Saved entries
────

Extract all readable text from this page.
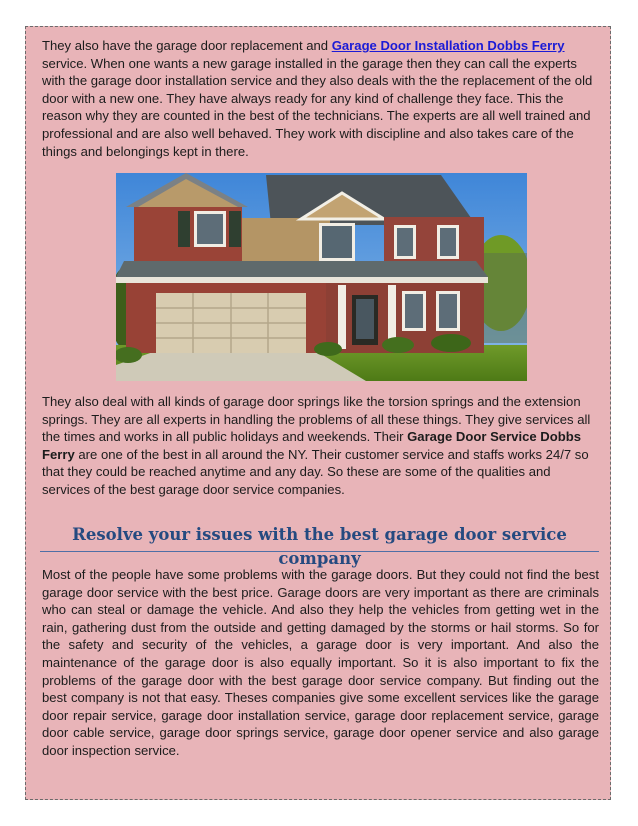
They also have the garage door replacement and Garage Door Installation Dobbs Ferry service. When one wants a new garage installed in the garage then they can call the experts with the garage door installation service and they also deals with the the replacement of the old door with a new one. They have always ready for any kind of challenge they face. This the reason why they are counted in the best of the technicians. The experts are all well trained and professional and are also well behaved. They work with discipline and also takes care of the things and belongings kept in there.

They also deal with all kinds of garage door springs like the torsion springs and the extension springs. They are all experts in handling the problems of all these things. They give services all the times and works in all public holidays and weekends. Their Garage Door Service Dobbs Ferry are one of the best in all around the NY. Their customer service and staffs works 24/7 so that they could be reached anytime and any day. So these are some of the qualities and services of the best garage door service companies.

Resolve your issues with the best garage door service company

Most of the people have some problems with the garage doors. But they could not find the best garage door service with the best price. Garage doors are very important as there are criminals who can steal or damage the vehicle. And also they help the vehicles from getting wet in the rain, gathering dust from the outside and getting damaged by the storms or hail storms. So for the safety and security of the vehicles, a garage door is very important. And also the maintenance of the garage door is also equally important. So it is also important to fix the problems of the garage door with the best garage door service company. But finding out the best company is not that easy. Theses companies give some excellent services like the garage door repair service, garage door installation service, garage door replacement service, garage door cable service, garage door springs service, garage door opener service and also garage door inspection service.
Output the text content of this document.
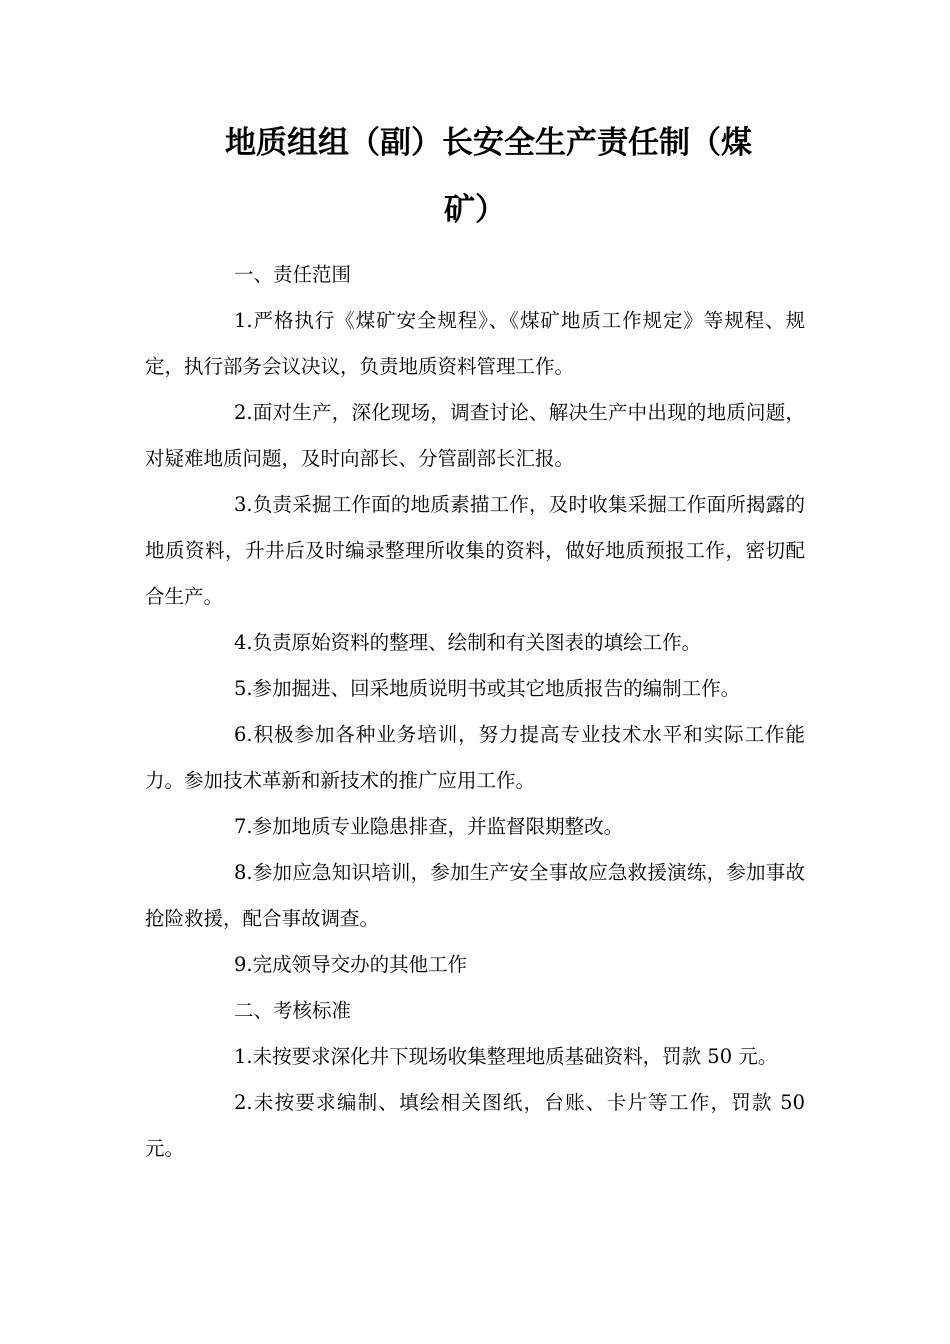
地质组组（副）长安全生产责任制（煤
矿）

一、责任范围

1.严格执行《煤矿安全规程》、《煤矿地质工作规定》等规程、规定，执行部务会议决议，负责地质资料管理工作。

2.面对生产，深化现场，调查讨论、解决生产中出现的地质问题，对疑难地质问题，及时向部长、分管副部长汇报。

3.负责采掘工作面的地质素描工作，及时收集采掘工作面所揭露的地质资料，升井后及时编录整理所收集的资料，做好地质预报工作，密切配合生产。

4.负责原始资料的整理、绘制和有关图表的填绘工作。

5.参加掘进、回采地质说明书或其它地质报告的编制工作。

6.积极参加各种业务培训，努力提高专业技术水平和实际工作能力。参加技术革新和新技术的推广应用工作。

7.参加地质专业隐患排查，并监督限期整改。

8.参加应急知识培训，参加生产安全事故应急救援演练，参加事故抢险救援，配合事故调查。

9.完成领导交办的其他工作

二、考核标准

1.未按要求深化井下现场收集整理地质基础资料，罚款 50 元。

2.未按要求编制、填绘相关图纸，台账、卡片等工作，罚款 50 元。
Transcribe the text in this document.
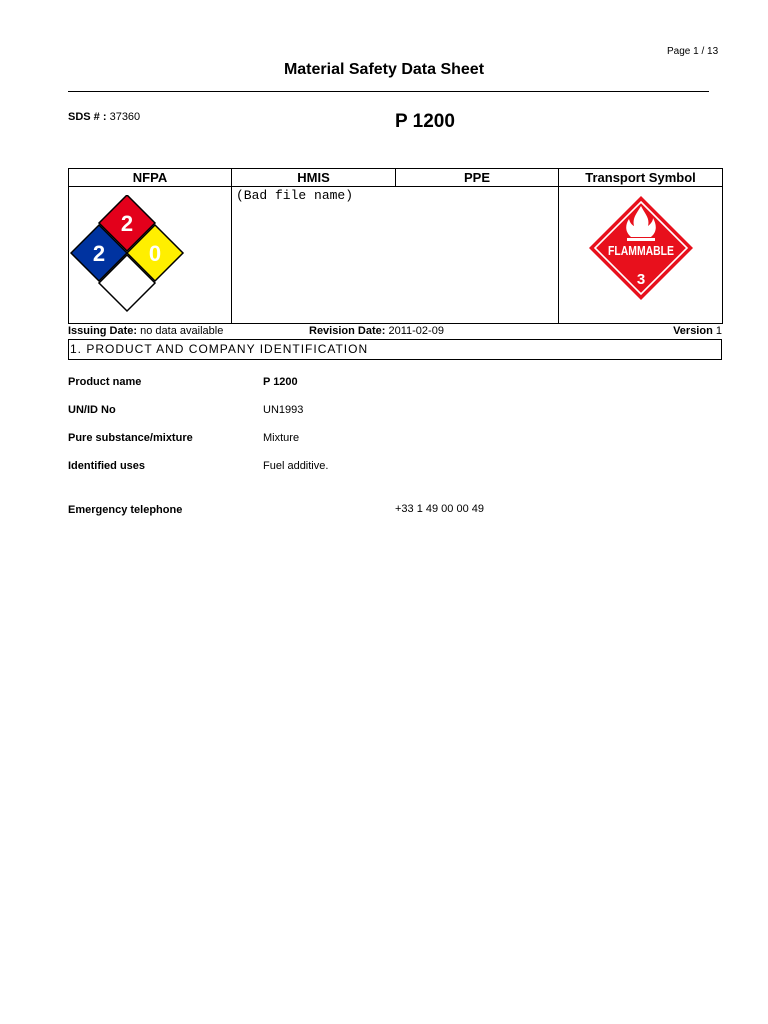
Page 1 / 13
Material Safety Data Sheet
SDS # : 37360	P 1200
NFPA	HMIS	PPE	Transport Symbol

2
2 0	(Bad file name)		FLAMMABLE
3
Issuing Date: no data available	Revision Date: 2011-02-09	Version 1
1. PRODUCT AND COMPANY IDENTIFICATION
Product name	P 1200
UN/ID No	UN1993
Pure substance/mixture	Mixture
Identified uses	Fuel additive.
Emergency telephone	+33 1 49 00 00 49
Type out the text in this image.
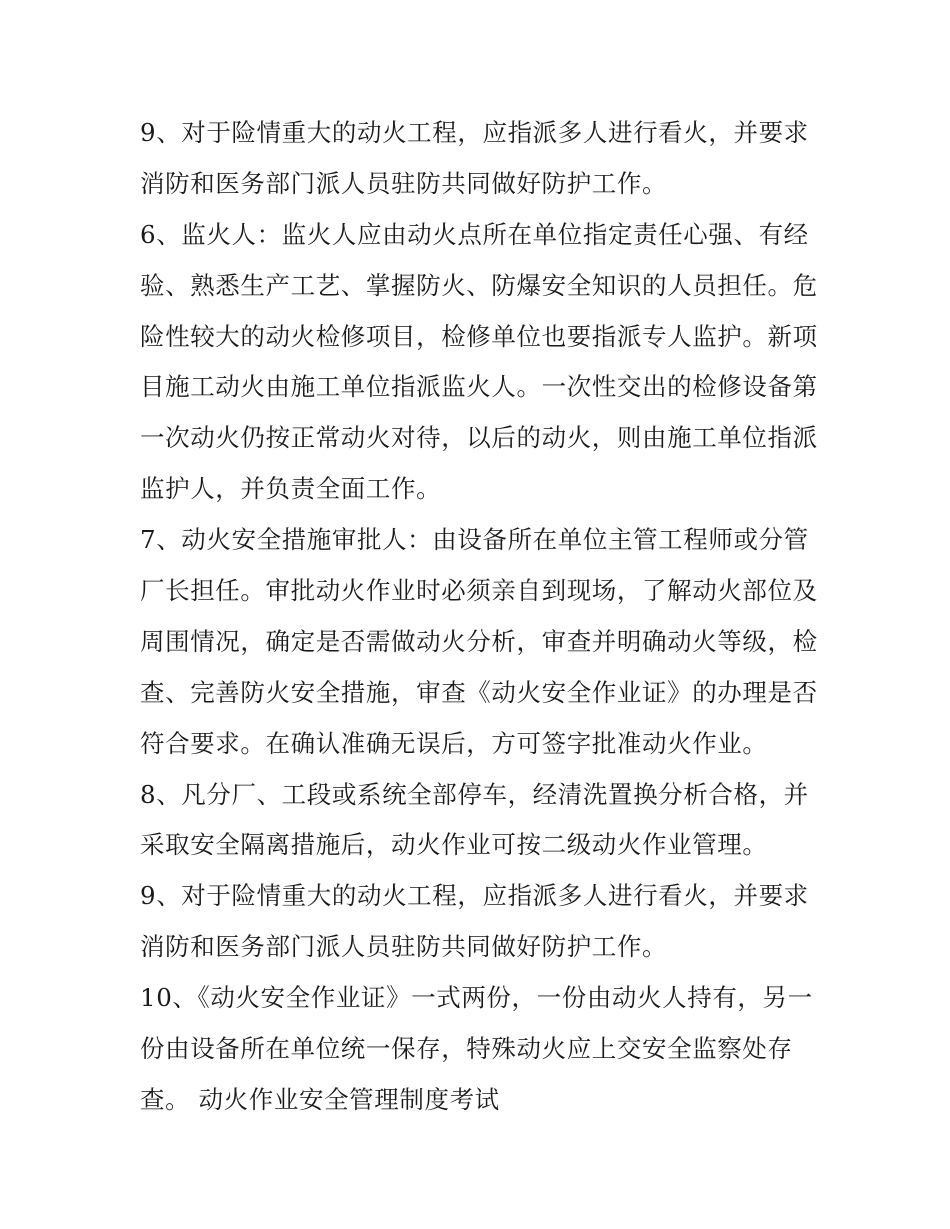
9、对于险情重大的动火工程，应指派多人进行看火，并要求
消防和医务部门派人员驻防共同做好防护工作。
6、监火人：监火人应由动火点所在单位指定责任心强、有经
验、熟悉生产工艺、掌握防火、防爆安全知识的人员担任。危
险性较大的动火检修项目，检修单位也要指派专人监护。新项
目施工动火由施工单位指派监火人。一次性交出的检修设备第
一次动火仍按正常动火对待，以后的动火，则由施工单位指派
监护人，并负责全面工作。
7、动火安全措施审批人：由设备所在单位主管工程师或分管
厂长担任。审批动火作业时必须亲自到现场，了解动火部位及
周围情况，确定是否需做动火分析，审查并明确动火等级，检
查、完善防火安全措施，审查《动火安全作业证》的办理是否
符合要求。在确认准确无误后，方可签字批准动火作业。
8、凡分厂、工段或系统全部停车，经清洗置换分析合格，并
采取安全隔离措施后，动火作业可按二级动火作业管理。
9、对于险情重大的动火工程，应指派多人进行看火，并要求
消防和医务部门派人员驻防共同做好防护工作。
10、《动火安全作业证》一式两份，一份由动火人持有，另一
份由设备所在单位统一保存，特殊动火应上交安全监察处存
查。 动火作业安全管理制度考试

────

### Goal
Please output exactly the lines from the line containing "Type out the text in this image." through the last line of the records above, both included, and leave out any pictures.

### Written answer
Type out the text in this image.
9、对于险情重大的动火工程，应指派多人进行看火，并要求
消防和医务部门派人员驻防共同做好防护工作。
6、监火人：监火人应由动火点所在单位指定责任心强、有经
验、熟悉生产工艺、掌握防火、防爆安全知识的人员担任。危
险性较大的动火检修项目，检修单位也要指派专人监护。新项
目施工动火由施工单位指派监火人。一次性交出的检修设备第
一次动火仍按正常动火对待，以后的动火，则由施工单位指派
监护人，并负责全面工作。
7、动火安全措施审批人：由设备所在单位主管工程师或分管
厂长担任。审批动火作业时必须亲自到现场，了解动火部位及
周围情况，确定是否需做动火分析，审查并明确动火等级，检
查、完善防火安全措施，审查《动火安全作业证》的办理是否
符合要求。在确认准确无误后，方可签字批准动火作业。
8、凡分厂、工段或系统全部停车，经清洗置换分析合格，并
采取安全隔离措施后，动火作业可按二级动火作业管理。
9、对于险情重大的动火工程，应指派多人进行看火，并要求
消防和医务部门派人员驻防共同做好防护工作。
10、《动火安全作业证》一式两份，一份由动火人持有，另一
份由设备所在单位统一保存，特殊动火应上交安全监察处存
查。 动火作业安全管理制度考试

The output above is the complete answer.